● What needs to be done: Tally the lines of the data that include the word "this" and state the total, nothing else.

[Data items]
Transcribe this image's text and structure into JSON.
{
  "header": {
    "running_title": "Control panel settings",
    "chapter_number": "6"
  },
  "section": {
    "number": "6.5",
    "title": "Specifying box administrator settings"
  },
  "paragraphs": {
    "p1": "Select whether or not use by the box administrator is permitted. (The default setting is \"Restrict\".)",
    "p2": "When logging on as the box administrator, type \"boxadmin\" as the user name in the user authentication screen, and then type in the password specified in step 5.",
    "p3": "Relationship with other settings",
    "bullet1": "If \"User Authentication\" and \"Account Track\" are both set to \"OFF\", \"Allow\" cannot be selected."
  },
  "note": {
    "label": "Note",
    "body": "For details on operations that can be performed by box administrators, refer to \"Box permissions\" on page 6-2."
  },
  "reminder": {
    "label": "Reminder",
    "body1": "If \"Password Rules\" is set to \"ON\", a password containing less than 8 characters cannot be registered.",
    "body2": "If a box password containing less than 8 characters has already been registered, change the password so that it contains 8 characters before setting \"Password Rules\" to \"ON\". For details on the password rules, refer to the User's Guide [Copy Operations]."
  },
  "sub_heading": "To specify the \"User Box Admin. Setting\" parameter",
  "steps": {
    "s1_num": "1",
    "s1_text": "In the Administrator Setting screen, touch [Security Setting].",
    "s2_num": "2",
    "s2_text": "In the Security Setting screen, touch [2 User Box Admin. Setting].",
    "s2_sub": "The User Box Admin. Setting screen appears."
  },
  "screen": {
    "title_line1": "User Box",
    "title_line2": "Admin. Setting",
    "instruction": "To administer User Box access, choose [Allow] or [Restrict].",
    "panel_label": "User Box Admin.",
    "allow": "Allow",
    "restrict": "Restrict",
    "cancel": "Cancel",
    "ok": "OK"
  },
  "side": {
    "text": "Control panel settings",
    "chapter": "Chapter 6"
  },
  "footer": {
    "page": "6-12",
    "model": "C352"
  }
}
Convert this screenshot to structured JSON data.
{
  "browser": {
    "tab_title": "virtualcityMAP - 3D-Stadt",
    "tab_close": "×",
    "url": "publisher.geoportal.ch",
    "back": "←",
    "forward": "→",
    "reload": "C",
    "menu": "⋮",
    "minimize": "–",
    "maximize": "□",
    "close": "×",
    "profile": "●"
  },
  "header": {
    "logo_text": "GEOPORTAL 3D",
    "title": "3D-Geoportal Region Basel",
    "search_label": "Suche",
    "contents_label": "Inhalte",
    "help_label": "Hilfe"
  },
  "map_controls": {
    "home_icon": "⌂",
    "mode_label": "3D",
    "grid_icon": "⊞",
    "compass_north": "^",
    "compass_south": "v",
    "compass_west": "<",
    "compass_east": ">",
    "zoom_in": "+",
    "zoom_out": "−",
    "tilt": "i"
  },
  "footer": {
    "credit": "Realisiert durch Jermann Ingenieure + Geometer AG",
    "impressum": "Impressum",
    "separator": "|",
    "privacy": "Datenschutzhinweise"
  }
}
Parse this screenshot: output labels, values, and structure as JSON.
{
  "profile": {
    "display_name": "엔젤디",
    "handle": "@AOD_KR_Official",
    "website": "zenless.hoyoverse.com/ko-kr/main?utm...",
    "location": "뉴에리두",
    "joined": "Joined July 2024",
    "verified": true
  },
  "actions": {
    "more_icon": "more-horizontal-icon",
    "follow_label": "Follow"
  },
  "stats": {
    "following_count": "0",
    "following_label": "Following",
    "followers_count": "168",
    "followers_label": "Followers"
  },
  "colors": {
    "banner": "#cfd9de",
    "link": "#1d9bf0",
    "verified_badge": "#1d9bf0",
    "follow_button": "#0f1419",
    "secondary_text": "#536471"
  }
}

● Reply: 3